_WHAT TO DO_
Reproduce each line exactly.
╭─ EXTRACTED ENTRIES
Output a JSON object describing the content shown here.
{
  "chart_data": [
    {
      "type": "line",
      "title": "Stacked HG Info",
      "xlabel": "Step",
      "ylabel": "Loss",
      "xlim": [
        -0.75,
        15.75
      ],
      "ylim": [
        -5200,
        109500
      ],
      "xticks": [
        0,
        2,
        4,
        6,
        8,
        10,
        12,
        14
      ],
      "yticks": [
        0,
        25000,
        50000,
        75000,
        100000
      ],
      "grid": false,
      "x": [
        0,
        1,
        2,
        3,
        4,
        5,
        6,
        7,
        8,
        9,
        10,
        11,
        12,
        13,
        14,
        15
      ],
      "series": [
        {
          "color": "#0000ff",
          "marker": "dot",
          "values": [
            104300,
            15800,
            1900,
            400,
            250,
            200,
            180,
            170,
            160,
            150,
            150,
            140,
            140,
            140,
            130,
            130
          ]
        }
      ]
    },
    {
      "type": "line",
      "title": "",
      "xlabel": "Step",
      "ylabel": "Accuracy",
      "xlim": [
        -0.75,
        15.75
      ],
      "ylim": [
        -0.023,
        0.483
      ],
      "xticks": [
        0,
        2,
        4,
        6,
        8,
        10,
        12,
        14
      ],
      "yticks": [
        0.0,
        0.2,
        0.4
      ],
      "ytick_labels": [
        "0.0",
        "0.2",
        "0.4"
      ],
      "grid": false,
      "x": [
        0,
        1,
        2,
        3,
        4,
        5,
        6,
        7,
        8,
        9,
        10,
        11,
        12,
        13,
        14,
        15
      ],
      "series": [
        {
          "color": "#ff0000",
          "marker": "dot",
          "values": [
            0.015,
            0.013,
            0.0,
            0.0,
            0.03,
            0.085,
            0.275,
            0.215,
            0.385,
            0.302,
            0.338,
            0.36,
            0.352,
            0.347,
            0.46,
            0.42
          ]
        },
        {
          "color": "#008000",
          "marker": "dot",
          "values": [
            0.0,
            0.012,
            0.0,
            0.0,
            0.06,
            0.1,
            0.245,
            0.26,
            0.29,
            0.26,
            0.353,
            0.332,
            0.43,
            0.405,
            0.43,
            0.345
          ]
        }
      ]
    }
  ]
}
╰─
_TASK RESULT_
Output a JSON object describing the content shown here.
{
  "chart_data": [
    {
      "type": "line",
      "title": "Stacked HG Info",
      "xlabel": "Step",
      "ylabel": "Loss",
      "xlim": [
        -0.75,
        15.75
      ],
      "ylim": [
        -5200,
        109500
      ],
      "xticks": [
        0,
        2,
        4,
        6,
        8,
        10,
        12,
        14
      ],
      "yticks": [
        0,
        25000,
        50000,
        75000,
        100000
      ],
      "grid": false,
      "x": [
        0,
        1,
        2,
        3,
        4,
        5,
        6,
        7,
        8,
        9,
        10,
        11,
        12,
        13,
        14,
        15
      ],
      "series": [
        {
          "color": "#0000ff",
          "marker": "dot",
          "values": [
            104300,
            15800,
            1900,
            400,
            250,
            200,
            180,
            170,
            160,
            150,
            150,
            140,
            140,
            140,
            130,
            130
          ]
        }
      ]
    },
    {
      "type": "line",
      "title": "",
      "xlabel": "Step",
      "ylabel": "Accuracy",
      "xlim": [
        -0.75,
        15.75
      ],
      "ylim": [
        -0.023,
        0.483
      ],
      "xticks": [
        0,
        2,
        4,
        6,
        8,
        10,
        12,
        14
      ],
      "yticks": [
        0.0,
        0.2,
        0.4
      ],
      "ytick_labels": [
        "0.0",
        "0.2",
        "0.4"
      ],
      "grid": false,
      "x": [
        0,
        1,
        2,
        3,
        4,
        5,
        6,
        7,
        8,
        9,
        10,
        11,
        12,
        13,
        14,
        15
      ],
      "series": [
        {
          "color": "#ff0000",
          "marker": "dot",
          "values": [
            0.015,
            0.013,
            0.0,
            0.0,
            0.03,
            0.085,
            0.275,
            0.215,
            0.385,
            0.302,
            0.338,
            0.36,
            0.352,
            0.347,
            0.46,
            0.42
          ]
        },
        {
          "color": "#008000",
          "marker": "dot",
          "values": [
            0.0,
            0.012,
            0.0,
            0.0,
            0.06,
            0.1,
            0.245,
            0.26,
            0.29,
            0.26,
            0.353,
            0.332,
            0.43,
            0.405,
            0.43,
            0.345
          ]
        }
      ]
    }
  ]
}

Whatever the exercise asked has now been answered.